Records:
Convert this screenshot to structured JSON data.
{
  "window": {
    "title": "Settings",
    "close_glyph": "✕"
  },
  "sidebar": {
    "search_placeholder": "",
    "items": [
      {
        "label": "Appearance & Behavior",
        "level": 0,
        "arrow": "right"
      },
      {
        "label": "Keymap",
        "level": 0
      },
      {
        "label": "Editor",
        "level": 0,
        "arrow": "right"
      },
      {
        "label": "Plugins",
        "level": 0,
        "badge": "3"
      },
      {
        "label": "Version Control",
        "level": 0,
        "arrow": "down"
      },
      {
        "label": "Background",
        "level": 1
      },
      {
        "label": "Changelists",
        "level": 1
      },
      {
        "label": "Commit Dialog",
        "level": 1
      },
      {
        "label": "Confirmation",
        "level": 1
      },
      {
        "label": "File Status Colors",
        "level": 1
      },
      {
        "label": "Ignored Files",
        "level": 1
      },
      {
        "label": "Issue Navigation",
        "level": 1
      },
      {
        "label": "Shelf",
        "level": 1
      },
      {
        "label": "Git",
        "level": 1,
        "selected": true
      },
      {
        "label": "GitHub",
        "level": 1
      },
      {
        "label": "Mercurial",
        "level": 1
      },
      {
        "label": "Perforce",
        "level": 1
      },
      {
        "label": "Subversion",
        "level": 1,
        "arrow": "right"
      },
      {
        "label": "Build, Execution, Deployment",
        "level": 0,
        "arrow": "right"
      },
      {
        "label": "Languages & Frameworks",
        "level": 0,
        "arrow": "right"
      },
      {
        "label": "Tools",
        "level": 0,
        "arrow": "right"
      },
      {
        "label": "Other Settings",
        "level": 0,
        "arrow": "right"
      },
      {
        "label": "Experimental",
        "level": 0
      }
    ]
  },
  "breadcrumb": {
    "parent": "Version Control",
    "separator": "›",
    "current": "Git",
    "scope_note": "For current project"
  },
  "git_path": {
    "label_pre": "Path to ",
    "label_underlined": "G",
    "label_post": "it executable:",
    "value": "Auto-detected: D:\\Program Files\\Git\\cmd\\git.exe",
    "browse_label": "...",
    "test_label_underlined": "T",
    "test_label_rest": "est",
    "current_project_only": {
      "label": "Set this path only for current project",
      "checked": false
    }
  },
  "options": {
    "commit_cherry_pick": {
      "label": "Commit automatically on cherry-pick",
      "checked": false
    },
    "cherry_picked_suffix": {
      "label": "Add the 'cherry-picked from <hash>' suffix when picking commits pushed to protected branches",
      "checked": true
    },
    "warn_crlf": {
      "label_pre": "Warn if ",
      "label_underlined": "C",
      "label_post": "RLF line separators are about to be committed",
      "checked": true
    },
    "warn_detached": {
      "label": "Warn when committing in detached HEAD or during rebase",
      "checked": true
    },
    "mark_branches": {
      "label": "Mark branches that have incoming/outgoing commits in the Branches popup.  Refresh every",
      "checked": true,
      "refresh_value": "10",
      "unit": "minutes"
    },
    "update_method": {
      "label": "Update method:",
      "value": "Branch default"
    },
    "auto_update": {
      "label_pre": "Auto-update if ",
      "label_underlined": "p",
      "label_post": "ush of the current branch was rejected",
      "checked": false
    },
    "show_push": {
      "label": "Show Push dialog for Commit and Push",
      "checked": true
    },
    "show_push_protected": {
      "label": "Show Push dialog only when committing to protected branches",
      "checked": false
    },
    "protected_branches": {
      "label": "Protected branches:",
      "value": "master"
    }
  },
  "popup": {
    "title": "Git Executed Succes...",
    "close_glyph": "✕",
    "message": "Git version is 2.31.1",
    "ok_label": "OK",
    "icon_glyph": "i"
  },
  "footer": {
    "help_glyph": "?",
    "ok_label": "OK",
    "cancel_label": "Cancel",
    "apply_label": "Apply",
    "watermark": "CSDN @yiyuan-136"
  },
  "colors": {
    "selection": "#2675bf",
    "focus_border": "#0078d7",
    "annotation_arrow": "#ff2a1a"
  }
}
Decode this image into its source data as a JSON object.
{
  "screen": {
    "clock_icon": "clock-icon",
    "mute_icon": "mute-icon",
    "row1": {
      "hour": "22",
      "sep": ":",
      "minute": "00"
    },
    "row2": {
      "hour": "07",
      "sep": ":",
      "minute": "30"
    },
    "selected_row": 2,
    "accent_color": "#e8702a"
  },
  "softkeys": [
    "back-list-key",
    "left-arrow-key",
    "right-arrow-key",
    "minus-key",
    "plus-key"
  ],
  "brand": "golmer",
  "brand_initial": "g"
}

--- WRITTEN EXERCISE ---
Everything from the line with "Decode this image" through the last line of the material above should be echoed exactly, and nothing else.

--- TASK RESPONSE ---
Decode this image into its source data as a JSON object.
{
  "screen": {
    "clock_icon": "clock-icon",
    "mute_icon": "mute-icon",
    "row1": {
      "hour": "22",
      "sep": ":",
      "minute": "00"
    },
    "row2": {
      "hour": "07",
      "sep": ":",
      "minute": "30"
    },
    "selected_row": 2,
    "accent_color": "#e8702a"
  },
  "softkeys": [
    "back-list-key",
    "left-arrow-key",
    "right-arrow-key",
    "minus-key",
    "plus-key"
  ],
  "brand": "golmer",
  "brand_initial": "g"
}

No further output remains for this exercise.